What you have to do: Please mark each statement yes or no according to the p-factor post, quoting the exact words of the post that settle it: (a) the wing deflects air downward; (b) a prop mounted behind the wing meets undisturbed airflow; (c) for a prop turning clockwise when viewed from behind and mounted behind the wing, p-factor would produce a left turning tendency.

Quoted passage:
<<<<

A Squared

Flyer 101. Your entire reasoning dismissing p-factor is based on a faulty premise:

That a prop mounted in line with and aft of the wing, will encounter the air at the same angle as a prop conventionally mounted on the forward fuselage ahead of the wing, given the same conditions of pitch attitude, climb angle and prop shaft axis mounting angle.

That, as I said, is a badly flawed premise and completely negates the conclusions you've drawn. Here's why:

On a conventional airplane, if we assume that the disturbance of airflow ahead of the physical airplane is negligible *, the angle at which the prop encounters the airflow is going to be quite simply the attitude angle - the climb angle +/- the angle of the prop shaft to the longitudinal axis on the airplane. We're speaking of the angle of the airflow relative to the spin axis of the propeller, not the effective angle of attack of the prop blades, just the angle the air flows thru the prop disc.


The same is *not* true of an airplane with the prop mounted in line with and behind the wing, as in the photo you linked. On such a plane the prop is *not* encountering undisturbed, or minimally disturbed airflow. It is right in the air flowing off the training edge of the wing. And whatever your favorite explanation for how a wing generates lift, what is *not* in question is that the wing deflects air downward. So, if the axis of the prop is aligned with the chord of the wing, it will encounter descending air when the wing is generating lift. If it is aligned with the longitudinal axis of the aircraft, the air flowing thru it will be descending to an even greater degree. It appears from the picture (and common sense would seem to suggest) that the latter is the case rather then the former. In any case, the airflow thru the prop will be descending, relative to the rotational axis of the prop. Which is the opposite of the angle of airflow thru a conventionally mounted prop. Which according to the theory of P-factor, would predict that for a prop turning clockwise when viewed from behind, the p-factor would produce a *right* turning tendancy. Which is exactly what you report. QED.

>>>>

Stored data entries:
<<<<

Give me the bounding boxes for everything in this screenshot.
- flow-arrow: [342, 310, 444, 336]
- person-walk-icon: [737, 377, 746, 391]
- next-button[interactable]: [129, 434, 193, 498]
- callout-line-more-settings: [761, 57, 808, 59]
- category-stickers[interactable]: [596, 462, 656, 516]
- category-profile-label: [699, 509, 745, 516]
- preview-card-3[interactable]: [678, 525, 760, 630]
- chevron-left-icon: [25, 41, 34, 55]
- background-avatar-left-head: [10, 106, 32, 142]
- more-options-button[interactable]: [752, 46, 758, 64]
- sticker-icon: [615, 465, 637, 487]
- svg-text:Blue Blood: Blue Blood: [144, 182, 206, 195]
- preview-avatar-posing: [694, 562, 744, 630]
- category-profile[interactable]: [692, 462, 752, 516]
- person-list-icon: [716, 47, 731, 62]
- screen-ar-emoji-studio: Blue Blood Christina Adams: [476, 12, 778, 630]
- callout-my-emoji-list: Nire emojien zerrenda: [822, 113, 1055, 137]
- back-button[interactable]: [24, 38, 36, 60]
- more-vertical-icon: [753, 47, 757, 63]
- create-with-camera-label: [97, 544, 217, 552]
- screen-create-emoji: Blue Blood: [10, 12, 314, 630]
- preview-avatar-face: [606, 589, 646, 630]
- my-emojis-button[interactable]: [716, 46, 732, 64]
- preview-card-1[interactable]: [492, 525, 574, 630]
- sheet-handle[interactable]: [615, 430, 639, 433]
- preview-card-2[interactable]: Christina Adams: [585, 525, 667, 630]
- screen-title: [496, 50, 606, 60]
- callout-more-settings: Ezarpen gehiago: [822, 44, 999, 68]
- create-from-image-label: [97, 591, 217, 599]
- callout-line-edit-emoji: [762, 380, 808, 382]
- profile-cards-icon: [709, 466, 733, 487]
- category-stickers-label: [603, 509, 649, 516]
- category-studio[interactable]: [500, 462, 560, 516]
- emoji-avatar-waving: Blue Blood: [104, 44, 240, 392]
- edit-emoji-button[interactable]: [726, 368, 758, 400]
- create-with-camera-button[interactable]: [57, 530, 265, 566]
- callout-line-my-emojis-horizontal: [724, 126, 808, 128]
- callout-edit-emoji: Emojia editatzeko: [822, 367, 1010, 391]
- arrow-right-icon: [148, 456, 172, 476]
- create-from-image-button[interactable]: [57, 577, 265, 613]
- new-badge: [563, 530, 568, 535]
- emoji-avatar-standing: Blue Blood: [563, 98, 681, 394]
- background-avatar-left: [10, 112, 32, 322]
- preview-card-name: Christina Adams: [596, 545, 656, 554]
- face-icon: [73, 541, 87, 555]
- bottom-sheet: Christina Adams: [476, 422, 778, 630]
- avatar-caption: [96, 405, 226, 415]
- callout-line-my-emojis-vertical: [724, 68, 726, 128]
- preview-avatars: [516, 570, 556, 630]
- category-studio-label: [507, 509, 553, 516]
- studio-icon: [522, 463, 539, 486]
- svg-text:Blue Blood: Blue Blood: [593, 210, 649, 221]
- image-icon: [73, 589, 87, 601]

>>>>

Solution for this task:
(a) Yes: "what is *not* in question is that the wing deflects air downward"
(b) No: "On such a plane the prop is *not* encountering undisturbed, or minimally disturbed airflow."
(c) No: "the p-factor would produce a *right* turning tendancy"